ЗАДАНИЕ 1
Определите, соответствуют ли отрывку об изложениях веры православной церкви утверждения (a), (b) и (c): (a) изложения веры делятся на три рода; (b) символические книги получают свое достоинство от согласия с изложениями древней вселенской церкви; (c) изложения, принятые от древней вселенской церкви, имеют лишь относительное достоинство. Для каждого ответьте «да» или «нет» и приведите решающие слова отрывка в точной цитате.
ЗАДАНИЕ 2
Допишите следующую часть отрывка об изложениях веры православной церкви, начав сразу после его последнего предложения.

Все содержимые православною восточною церковью изложения веры – краткие и обширные – можво разделить на два рода: I) на изложения, принятые ею от древней вселенской церкви, непогрешимой, и потому имеющие достоинство безотносительное и II) изложения её собственные, явившиеся в последующее время, или так называемые символические книги, имеющие свое достоинство уже от согласия с первыми, как и сама она имеет свою важность от согласия с древнею вселенскою церковью.

ФРАГМЕНТ ВЫБОРКИ
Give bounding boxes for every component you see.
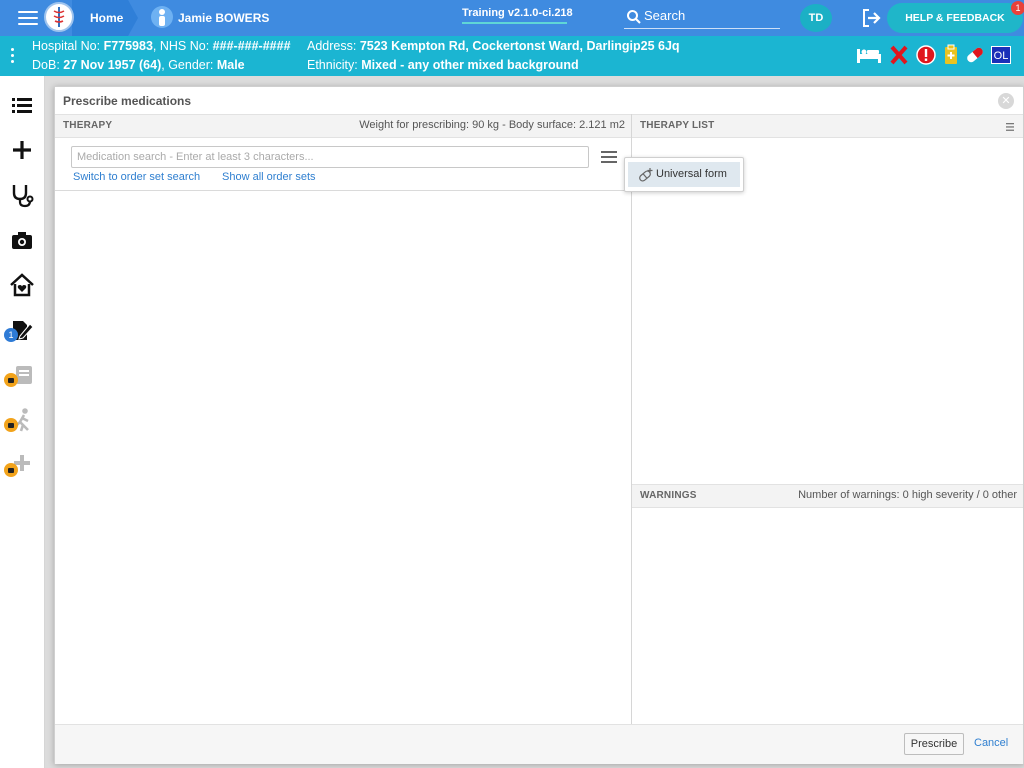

РЕЗУЛЬТАТ ВЫПОЛНЕНИЯ 1
(a) Нет: «на два рода».
(b) Да: «имеющие свое достоинство уже от согласия с первыми».
(c) Нет: «имеющие достоинство безотносительное».

РЕЗУЛЬТАТ ВЫПОЛНЕНИЯ 2
I. К изложениям первого рода принадлежат:

1) Вероизложения, составленные на первом и втором вселенских соборах. На первом вселенском соборе (в Никее 325 г.) составлено было вероизложение, известное под именем „символа 318 отцев“, или просто – никейского символа 91 . Второй вселенский собор (в Константинополе 381 г.), подтвердив никейское исповедание веры 92, оставив и самый текст никейского символа в общем неприкосновенным, сделал в нем некоторые частные изменения и исправления и дополнил его изложением учения о Святом Духе и другими членами, встречавшимися в каждом крещальном вероизложении, какие тогда употреблялись во всех поместных церквах. Составленный на этом соборе символ, известный под именем „символа 150 отцев“, или просто – константинопольского, получил в церкви значение символа вселенского, – непреложного образца веры для всего христианского мира и на все времена 93. Он принимается всеми христианскими исповеданиями, несмотря на все разнообразие их вероучения. Этот же символ – символ константинопольского второго вселенского собора, ежедневно читается за православным богослужением, произносится при совершении таинства крещения, изучается в школах. Приведем тексты этих символов (в руском переводе), дабы яснее было видно сходство и различие между ними 94.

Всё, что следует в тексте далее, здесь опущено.